WHAT IS ASKED – Copy each line of the listing below exactly.

Data extracted from a collection:
_ _ _ _
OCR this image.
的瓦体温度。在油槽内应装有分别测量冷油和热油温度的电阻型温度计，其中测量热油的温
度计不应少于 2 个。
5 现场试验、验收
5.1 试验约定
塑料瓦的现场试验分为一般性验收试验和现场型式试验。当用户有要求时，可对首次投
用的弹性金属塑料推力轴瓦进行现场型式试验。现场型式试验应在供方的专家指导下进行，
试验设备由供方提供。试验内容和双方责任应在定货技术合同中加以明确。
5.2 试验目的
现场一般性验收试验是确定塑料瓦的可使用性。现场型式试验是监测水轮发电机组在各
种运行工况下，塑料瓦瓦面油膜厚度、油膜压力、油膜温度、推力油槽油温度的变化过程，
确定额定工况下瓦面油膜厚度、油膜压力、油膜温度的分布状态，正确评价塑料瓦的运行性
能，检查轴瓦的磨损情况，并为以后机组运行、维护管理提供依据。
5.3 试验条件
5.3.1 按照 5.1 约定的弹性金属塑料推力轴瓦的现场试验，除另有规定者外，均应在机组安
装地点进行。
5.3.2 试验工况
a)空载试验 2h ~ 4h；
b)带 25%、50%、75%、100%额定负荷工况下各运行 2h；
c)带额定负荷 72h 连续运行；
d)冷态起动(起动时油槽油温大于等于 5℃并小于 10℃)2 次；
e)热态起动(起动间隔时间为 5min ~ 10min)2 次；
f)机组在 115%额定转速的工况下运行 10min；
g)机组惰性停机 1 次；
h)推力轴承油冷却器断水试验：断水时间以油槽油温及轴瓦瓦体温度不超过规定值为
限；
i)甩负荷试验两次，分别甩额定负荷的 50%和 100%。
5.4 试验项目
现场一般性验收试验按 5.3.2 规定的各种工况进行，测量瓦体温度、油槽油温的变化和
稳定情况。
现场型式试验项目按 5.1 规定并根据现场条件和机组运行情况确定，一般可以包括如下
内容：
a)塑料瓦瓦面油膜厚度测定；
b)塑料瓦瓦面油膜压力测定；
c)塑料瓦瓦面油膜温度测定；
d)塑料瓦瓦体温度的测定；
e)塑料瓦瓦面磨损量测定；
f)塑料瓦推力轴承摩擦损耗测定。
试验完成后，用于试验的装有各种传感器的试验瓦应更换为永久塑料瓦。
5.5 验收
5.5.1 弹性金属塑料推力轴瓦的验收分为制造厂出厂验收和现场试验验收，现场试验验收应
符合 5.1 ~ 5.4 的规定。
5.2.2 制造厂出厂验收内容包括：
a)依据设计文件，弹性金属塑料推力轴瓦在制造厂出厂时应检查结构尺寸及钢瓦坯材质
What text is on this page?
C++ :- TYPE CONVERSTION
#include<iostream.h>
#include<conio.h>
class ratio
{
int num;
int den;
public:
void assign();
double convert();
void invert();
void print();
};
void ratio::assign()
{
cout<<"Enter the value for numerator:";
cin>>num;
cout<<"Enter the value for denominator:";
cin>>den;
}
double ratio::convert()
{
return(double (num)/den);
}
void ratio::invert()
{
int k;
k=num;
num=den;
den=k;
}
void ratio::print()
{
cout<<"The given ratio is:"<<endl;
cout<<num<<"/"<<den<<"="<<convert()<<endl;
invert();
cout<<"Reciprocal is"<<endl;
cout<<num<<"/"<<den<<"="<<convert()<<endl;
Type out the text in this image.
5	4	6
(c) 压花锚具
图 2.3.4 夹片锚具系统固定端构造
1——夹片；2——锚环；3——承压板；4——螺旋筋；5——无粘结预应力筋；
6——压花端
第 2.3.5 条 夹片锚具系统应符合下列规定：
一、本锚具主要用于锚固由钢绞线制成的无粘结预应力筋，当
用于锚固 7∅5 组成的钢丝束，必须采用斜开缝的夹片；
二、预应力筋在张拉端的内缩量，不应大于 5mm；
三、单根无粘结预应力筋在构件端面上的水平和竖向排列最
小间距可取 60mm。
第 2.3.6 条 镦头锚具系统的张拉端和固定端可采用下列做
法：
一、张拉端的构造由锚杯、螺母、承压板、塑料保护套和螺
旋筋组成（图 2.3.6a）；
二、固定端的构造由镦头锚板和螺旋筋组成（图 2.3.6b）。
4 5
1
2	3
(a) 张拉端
_ _ _ _
SOLVED PROBLEM –
OCR this image.
的瓦体温度。在油槽内应装有分别测量冷油和热油温度的电阻型温度计，其中测量热油的温
度计不应少于 2 个。
5 现场试验、验收
5.1 试验约定
塑料瓦的现场试验分为一般性验收试验和现场型式试验。当用户有要求时，可对首次投
用的弹性金属塑料推力轴瓦进行现场型式试验。现场型式试验应在供方的专家指导下进行，
试验设备由供方提供。试验内容和双方责任应在定货技术合同中加以明确。
5.2 试验目的
现场一般性验收试验是确定塑料瓦的可使用性。现场型式试验是监测水轮发电机组在各
种运行工况下，塑料瓦瓦面油膜厚度、油膜压力、油膜温度、推力油槽油温度的变化过程，
确定额定工况下瓦面油膜厚度、油膜压力、油膜温度的分布状态，正确评价塑料瓦的运行性
能，检查轴瓦的磨损情况，并为以后机组运行、维护管理提供依据。
5.3 试验条件
5.3.1 按照 5.1 约定的弹性金属塑料推力轴瓦的现场试验，除另有规定者外，均应在机组安
装地点进行。
5.3.2 试验工况
a)空载试验 2h ~ 4h；
b)带 25%、50%、75%、100%额定负荷工况下各运行 2h；
c)带额定负荷 72h 连续运行；
d)冷态起动(起动时油槽油温大于等于 5℃并小于 10℃)2 次；
e)热态起动(起动间隔时间为 5min ~ 10min)2 次；
f)机组在 115%额定转速的工况下运行 10min；
g)机组惰性停机 1 次；
h)推力轴承油冷却器断水试验：断水时间以油槽油温及轴瓦瓦体温度不超过规定值为
限；
i)甩负荷试验两次，分别甩额定负荷的 50%和 100%。
5.4 试验项目
现场一般性验收试验按 5.3.2 规定的各种工况进行，测量瓦体温度、油槽油温的变化和
稳定情况。
现场型式试验项目按 5.1 规定并根据现场条件和机组运行情况确定，一般可以包括如下
内容：
a)塑料瓦瓦面油膜厚度测定；
b)塑料瓦瓦面油膜压力测定；
c)塑料瓦瓦面油膜温度测定；
d)塑料瓦瓦体温度的测定；
e)塑料瓦瓦面磨损量测定；
f)塑料瓦推力轴承摩擦损耗测定。
试验完成后，用于试验的装有各种传感器的试验瓦应更换为永久塑料瓦。
5.5 验收
5.5.1 弹性金属塑料推力轴瓦的验收分为制造厂出厂验收和现场试验验收，现场试验验收应
符合 5.1 ~ 5.4 的规定。
5.2.2 制造厂出厂验收内容包括：
a)依据设计文件，弹性金属塑料推力轴瓦在制造厂出厂时应检查结构尺寸及钢瓦坯材质
What text is on this page?
C++ :- TYPE CONVERSTION
#include<iostream.h>
#include<conio.h>
class ratio
{
int num;
int den;
public:
void assign();
double convert();
void invert();
void print();
};
void ratio::assign()
{
cout<<"Enter the value for numerator:";
cin>>num;
cout<<"Enter the value for denominator:";
cin>>den;
}
double ratio::convert()
{
return(double (num)/den);
}
void ratio::invert()
{
int k;
k=num;
num=den;
den=k;
}
void ratio::print()
{
cout<<"The given ratio is:"<<endl;
cout<<num<<"/"<<den<<"="<<convert()<<endl;
invert();
cout<<"Reciprocal is"<<endl;
cout<<num<<"/"<<den<<"="<<convert()<<endl;
Type out the text in this image.
5	4	6
(c) 压花锚具
图 2.3.4 夹片锚具系统固定端构造
1——夹片；2——锚环；3——承压板；4——螺旋筋；5——无粘结预应力筋；
6——压花端
第 2.3.5 条 夹片锚具系统应符合下列规定：
一、本锚具主要用于锚固由钢绞线制成的无粘结预应力筋，当
用于锚固 7∅5 组成的钢丝束，必须采用斜开缝的夹片；
二、预应力筋在张拉端的内缩量，不应大于 5mm；
三、单根无粘结预应力筋在构件端面上的水平和竖向排列最
小间距可取 60mm。
第 2.3.6 条 镦头锚具系统的张拉端和固定端可采用下列做
法：
一、张拉端的构造由锚杯、螺母、承压板、塑料保护套和螺
旋筋组成（图 2.3.6a）；
二、固定端的构造由镦头锚板和螺旋筋组成（图 2.3.6b）。
4 5
1
2	3
(a) 张拉端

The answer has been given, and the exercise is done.